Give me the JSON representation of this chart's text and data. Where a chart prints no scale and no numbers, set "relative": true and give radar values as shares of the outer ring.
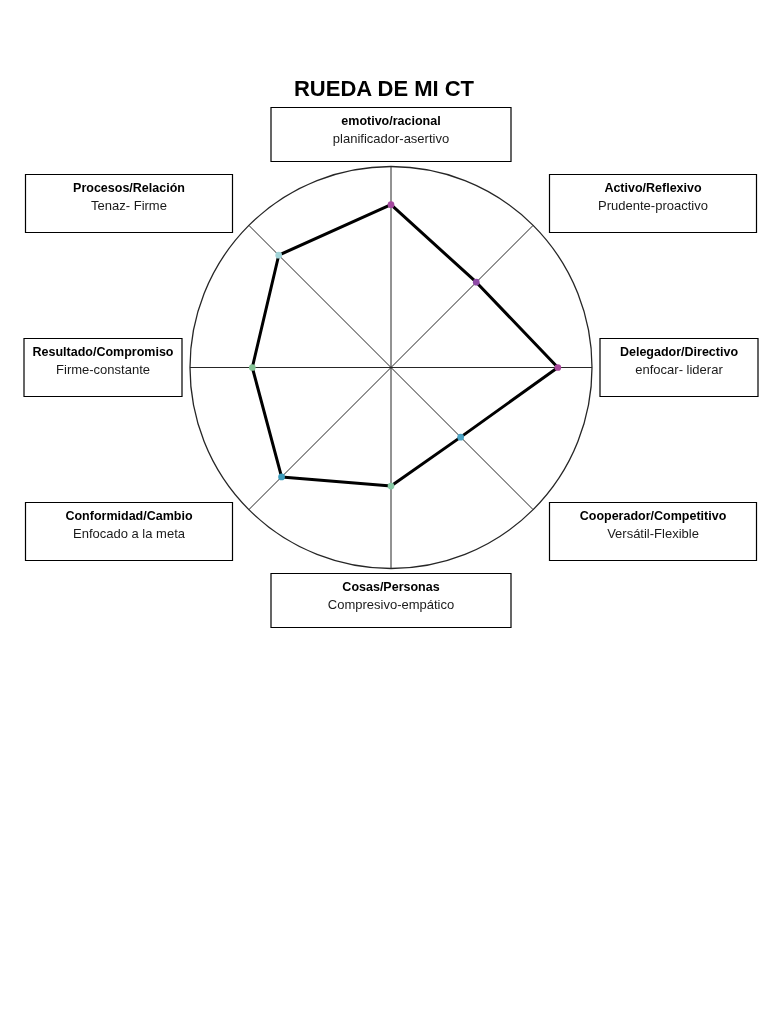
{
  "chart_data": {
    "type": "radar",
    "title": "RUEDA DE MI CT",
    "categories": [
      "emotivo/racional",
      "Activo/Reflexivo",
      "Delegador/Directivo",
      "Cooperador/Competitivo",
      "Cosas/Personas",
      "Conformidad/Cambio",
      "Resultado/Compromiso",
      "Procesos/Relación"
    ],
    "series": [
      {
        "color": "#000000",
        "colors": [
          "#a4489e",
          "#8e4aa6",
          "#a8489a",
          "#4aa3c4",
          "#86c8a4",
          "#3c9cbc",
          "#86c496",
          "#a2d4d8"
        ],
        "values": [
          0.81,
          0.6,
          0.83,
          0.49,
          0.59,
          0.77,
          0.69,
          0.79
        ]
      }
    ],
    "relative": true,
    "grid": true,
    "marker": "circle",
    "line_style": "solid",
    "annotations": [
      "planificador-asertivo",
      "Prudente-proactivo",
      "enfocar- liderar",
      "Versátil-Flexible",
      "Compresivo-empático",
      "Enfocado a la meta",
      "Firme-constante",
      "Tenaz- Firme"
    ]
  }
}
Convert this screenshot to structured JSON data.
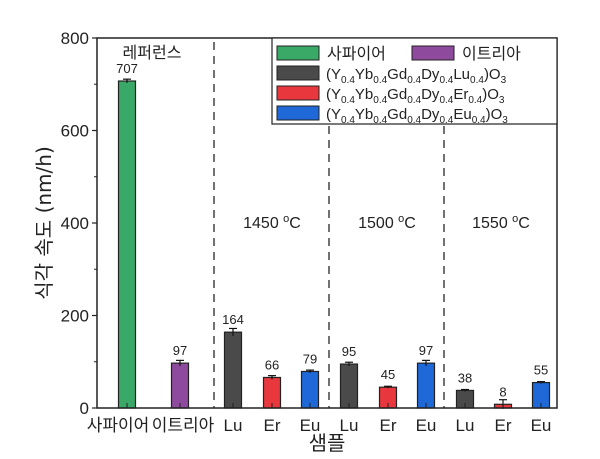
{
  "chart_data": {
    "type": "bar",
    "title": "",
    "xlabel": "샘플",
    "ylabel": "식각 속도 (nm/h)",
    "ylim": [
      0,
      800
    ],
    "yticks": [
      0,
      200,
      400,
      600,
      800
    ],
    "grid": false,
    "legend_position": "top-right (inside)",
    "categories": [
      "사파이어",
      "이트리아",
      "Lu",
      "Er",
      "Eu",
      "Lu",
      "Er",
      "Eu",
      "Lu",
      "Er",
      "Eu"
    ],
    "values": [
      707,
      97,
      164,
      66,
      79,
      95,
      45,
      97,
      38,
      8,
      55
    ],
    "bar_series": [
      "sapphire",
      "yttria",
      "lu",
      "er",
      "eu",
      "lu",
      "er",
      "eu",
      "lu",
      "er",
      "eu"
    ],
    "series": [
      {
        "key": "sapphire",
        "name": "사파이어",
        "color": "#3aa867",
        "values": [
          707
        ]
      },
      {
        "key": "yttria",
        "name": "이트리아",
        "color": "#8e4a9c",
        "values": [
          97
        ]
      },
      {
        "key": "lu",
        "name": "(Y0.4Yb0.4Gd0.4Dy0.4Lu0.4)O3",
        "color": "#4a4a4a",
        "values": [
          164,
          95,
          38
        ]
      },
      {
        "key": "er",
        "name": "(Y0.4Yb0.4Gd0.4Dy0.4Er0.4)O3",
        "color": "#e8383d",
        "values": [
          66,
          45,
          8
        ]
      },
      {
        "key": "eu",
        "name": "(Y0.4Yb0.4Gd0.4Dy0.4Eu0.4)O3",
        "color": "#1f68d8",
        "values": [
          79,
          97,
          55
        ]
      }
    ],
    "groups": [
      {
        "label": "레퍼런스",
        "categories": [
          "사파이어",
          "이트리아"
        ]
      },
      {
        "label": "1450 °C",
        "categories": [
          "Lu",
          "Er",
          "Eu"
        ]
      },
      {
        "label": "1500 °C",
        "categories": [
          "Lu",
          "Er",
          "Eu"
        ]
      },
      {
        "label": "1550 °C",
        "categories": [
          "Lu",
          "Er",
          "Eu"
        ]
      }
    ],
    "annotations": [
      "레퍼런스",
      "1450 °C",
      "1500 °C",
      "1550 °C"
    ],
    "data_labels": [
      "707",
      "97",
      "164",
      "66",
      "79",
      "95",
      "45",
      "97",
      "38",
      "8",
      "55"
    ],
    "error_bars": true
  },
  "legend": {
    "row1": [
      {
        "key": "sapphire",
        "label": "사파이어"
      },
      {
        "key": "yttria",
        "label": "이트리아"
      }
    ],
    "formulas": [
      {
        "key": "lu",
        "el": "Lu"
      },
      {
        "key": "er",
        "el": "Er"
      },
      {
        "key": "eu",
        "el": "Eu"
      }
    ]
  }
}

════

▶ Given exercise
Quote each entry above verbatim and drop the pictures.

▶ Task solution
Give me the JSON representation of this chart's text and data. Where a chart prints no scale and no numbers, set "relative": true and give radar values as shares of the outer ring.
{
  "chart_data": {
    "type": "radar",
    "title": "RUEDA DE MI CT",
    "categories": [
      "emotivo/racional",
      "Activo/Reflexivo",
      "Delegador/Directivo",
      "Cooperador/Competitivo",
      "Cosas/Personas",
      "Conformidad/Cambio",
      "Resultado/Compromiso",
      "Procesos/Relación"
    ],
    "series": [
      {
        "color": "#000000",
        "colors": [
          "#a4489e",
          "#8e4aa6",
          "#a8489a",
          "#4aa3c4",
          "#86c8a4",
          "#3c9cbc",
          "#86c496",
          "#a2d4d8"
        ],
        "values": [
          0.81,
          0.6,
          0.83,
          0.49,
          0.59,
          0.77,
          0.69,
          0.79
        ]
      }
    ],
    "relative": true,
    "grid": true,
    "marker": "circle",
    "line_style": "solid",
    "annotations": [
      "planificador-asertivo",
      "Prudente-proactivo",
      "enfocar- liderar",
      "Versátil-Flexible",
      "Compresivo-empático",
      "Enfocado a la meta",
      "Firme-constante",
      "Tenaz- Firme"
    ]
  }
}
Convert this screenshot to structured JSON data.
{
  "chart_data": {
    "type": "bar",
    "title": "",
    "xlabel": "샘플",
    "ylabel": "식각 속도 (nm/h)",
    "ylim": [
      0,
      800
    ],
    "yticks": [
      0,
      200,
      400,
      600,
      800
    ],
    "grid": false,
    "legend_position": "top-right (inside)",
    "categories": [
      "사파이어",
      "이트리아",
      "Lu",
      "Er",
      "Eu",
      "Lu",
      "Er",
      "Eu",
      "Lu",
      "Er",
      "Eu"
    ],
    "values": [
      707,
      97,
      164,
      66,
      79,
      95,
      45,
      97,
      38,
      8,
      55
    ],
    "bar_series": [
      "sapphire",
      "yttria",
      "lu",
      "er",
      "eu",
      "lu",
      "er",
      "eu",
      "lu",
      "er",
      "eu"
    ],
    "series": [
      {
        "key": "sapphire",
        "name": "사파이어",
        "color": "#3aa867",
        "values": [
          707
        ]
      },
      {
        "key": "yttria",
        "name": "이트리아",
        "color": "#8e4a9c",
        "values": [
          97
        ]
      },
      {
        "key": "lu",
        "name": "(Y0.4Yb0.4Gd0.4Dy0.4Lu0.4)O3",
        "color": "#4a4a4a",
        "values": [
          164,
          95,
          38
        ]
      },
      {
        "key": "er",
        "name": "(Y0.4Yb0.4Gd0.4Dy0.4Er0.4)O3",
        "color": "#e8383d",
        "values": [
          66,
          45,
          8
        ]
      },
      {
        "key": "eu",
        "name": "(Y0.4Yb0.4Gd0.4Dy0.4Eu0.4)O3",
        "color": "#1f68d8",
        "values": [
          79,
          97,
          55
        ]
      }
    ],
    "groups": [
      {
        "label": "레퍼런스",
        "categories": [
          "사파이어",
          "이트리아"
        ]
      },
      {
        "label": "1450 °C",
        "categories": [
          "Lu",
          "Er",
          "Eu"
        ]
      },
      {
        "label": "1500 °C",
        "categories": [
          "Lu",
          "Er",
          "Eu"
        ]
      },
      {
        "label": "1550 °C",
        "categories": [
          "Lu",
          "Er",
          "Eu"
        ]
      }
    ],
    "annotations": [
      "레퍼런스",
      "1450 °C",
      "1500 °C",
      "1550 °C"
    ],
    "data_labels": [
      "707",
      "97",
      "164",
      "66",
      "79",
      "95",
      "45",
      "97",
      "38",
      "8",
      "55"
    ],
    "error_bars": true
  },
  "legend": {
    "row1": [
      {
        "key": "sapphire",
        "label": "사파이어"
      },
      {
        "key": "yttria",
        "label": "이트리아"
      }
    ],
    "formulas": [
      {
        "key": "lu",
        "el": "Lu"
      },
      {
        "key": "er",
        "el": "Er"
      },
      {
        "key": "eu",
        "el": "Eu"
      }
    ]
  }
}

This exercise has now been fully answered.